__Required task__.
Identify each line holding the string "title" and copy it.
· · · · ·
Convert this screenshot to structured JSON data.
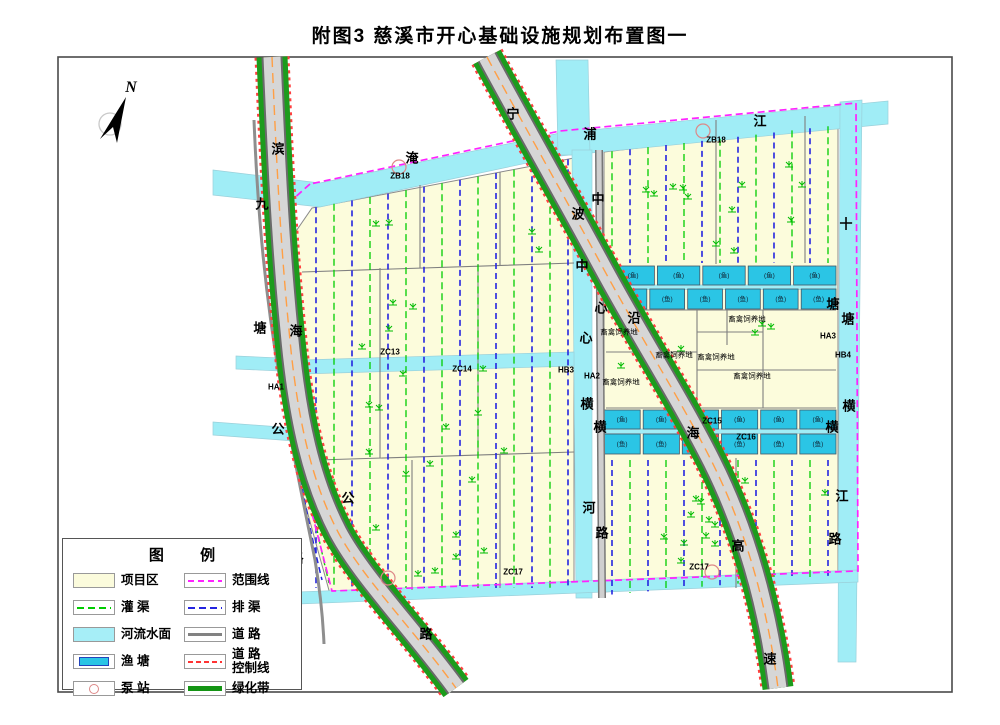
{
  "title": "附图3  慈溪市开心基础设施规划布置图一",
  "north": {
    "label": "N"
  },
  "legend": {
    "title": "图 例",
    "items": [
      {
        "label": "项目区",
        "type": "area-project"
      },
      {
        "label": "范围线",
        "type": "line-boundary"
      },
      {
        "label": "灌  渠",
        "type": "line-irrigation"
      },
      {
        "label": "排  渠",
        "type": "line-drainage"
      },
      {
        "label": "河流水面",
        "type": "area-river"
      },
      {
        "label": "道  路",
        "type": "line-road"
      },
      {
        "label": "渔  塘",
        "type": "area-pond"
      },
      {
        "label": "道 路\n控制线",
        "type": "line-road-control"
      },
      {
        "label": "泵  站",
        "type": "symbol-pump"
      },
      {
        "label": "绿化带",
        "type": "line-greenbelt"
      }
    ]
  },
  "map": {
    "pond_label": "(鱼)",
    "river_name_chars": [
      {
        "t": "淹",
        "x": 412,
        "y": 157
      },
      {
        "t": "浦",
        "x": 590,
        "y": 133
      },
      {
        "t": "江",
        "x": 760,
        "y": 120
      },
      {
        "t": "中",
        "x": 582,
        "y": 265
      },
      {
        "t": "心",
        "x": 586,
        "y": 337
      },
      {
        "t": "横",
        "x": 587,
        "y": 403
      },
      {
        "t": "河",
        "x": 589,
        "y": 507
      },
      {
        "t": "十",
        "x": 846,
        "y": 223
      },
      {
        "t": "塘",
        "x": 848,
        "y": 318
      },
      {
        "t": "横",
        "x": 849,
        "y": 405
      },
      {
        "t": "江",
        "x": 842,
        "y": 495
      }
    ],
    "road_name_chars": [
      {
        "t": "滨",
        "x": 278,
        "y": 148
      },
      {
        "t": "海",
        "x": 296,
        "y": 330
      },
      {
        "t": "公",
        "x": 348,
        "y": 497
      },
      {
        "t": "路",
        "x": 426,
        "y": 633
      },
      {
        "t": "九",
        "x": 262,
        "y": 203
      },
      {
        "t": "塘",
        "x": 260,
        "y": 327
      },
      {
        "t": "公",
        "x": 278,
        "y": 428
      },
      {
        "t": "路",
        "x": 297,
        "y": 557
      },
      {
        "t": "宁",
        "x": 513,
        "y": 113
      },
      {
        "t": "波",
        "x": 578,
        "y": 213
      },
      {
        "t": "沿",
        "x": 634,
        "y": 317
      },
      {
        "t": "海",
        "x": 693,
        "y": 432
      },
      {
        "t": "高",
        "x": 738,
        "y": 545
      },
      {
        "t": "速",
        "x": 770,
        "y": 658
      },
      {
        "t": "中",
        "x": 598,
        "y": 198
      },
      {
        "t": "心",
        "x": 601,
        "y": 307
      },
      {
        "t": "横",
        "x": 600,
        "y": 426
      },
      {
        "t": "路",
        "x": 602,
        "y": 532
      },
      {
        "t": "塘",
        "x": 833,
        "y": 303
      },
      {
        "t": "横",
        "x": 832,
        "y": 426
      },
      {
        "t": "路",
        "x": 835,
        "y": 538
      }
    ],
    "zone_labels": [
      {
        "t": "ZB18",
        "x": 400,
        "y": 176
      },
      {
        "t": "ZB18",
        "x": 716,
        "y": 140
      },
      {
        "t": "ZC13",
        "x": 390,
        "y": 352
      },
      {
        "t": "ZC14",
        "x": 462,
        "y": 369
      },
      {
        "t": "ZC15",
        "x": 712,
        "y": 421
      },
      {
        "t": "ZC16",
        "x": 746,
        "y": 437
      },
      {
        "t": "ZC17",
        "x": 513,
        "y": 572
      },
      {
        "t": "ZC17",
        "x": 699,
        "y": 567
      },
      {
        "t": "HA1",
        "x": 276,
        "y": 387
      },
      {
        "t": "HB3",
        "x": 566,
        "y": 370
      },
      {
        "t": "HA2",
        "x": 592,
        "y": 376
      },
      {
        "t": "HA3",
        "x": 828,
        "y": 336
      },
      {
        "t": "HB4",
        "x": 843,
        "y": 355
      }
    ],
    "facility_labels": [
      {
        "t": "畜禽饲养地",
        "x": 619,
        "y": 332
      },
      {
        "t": "畜禽饲养地",
        "x": 747,
        "y": 319
      },
      {
        "t": "畜禽饲养地",
        "x": 674,
        "y": 355
      },
      {
        "t": "畜禽饲养地",
        "x": 716,
        "y": 357
      },
      {
        "t": "畜禽饲养地",
        "x": 752,
        "y": 376
      },
      {
        "t": "畜禽饲养地",
        "x": 621,
        "y": 382
      }
    ]
  },
  "colors": {
    "project_area": "#FCFCDC",
    "river": "#A0EDF6",
    "pond": "#2BC5E5",
    "greenbelt": "#1C9C1C",
    "boundary": "#FF22FF",
    "irrigation": "#00CC00",
    "drainage": "#2424E0",
    "road_gray": "#828282",
    "road_control": "#FF3333"
  }
}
· · · · ·
__Finished exercise__.
  "title": "附图3  慈溪市开心基础设施规划布置图一",
    "title": "图 例",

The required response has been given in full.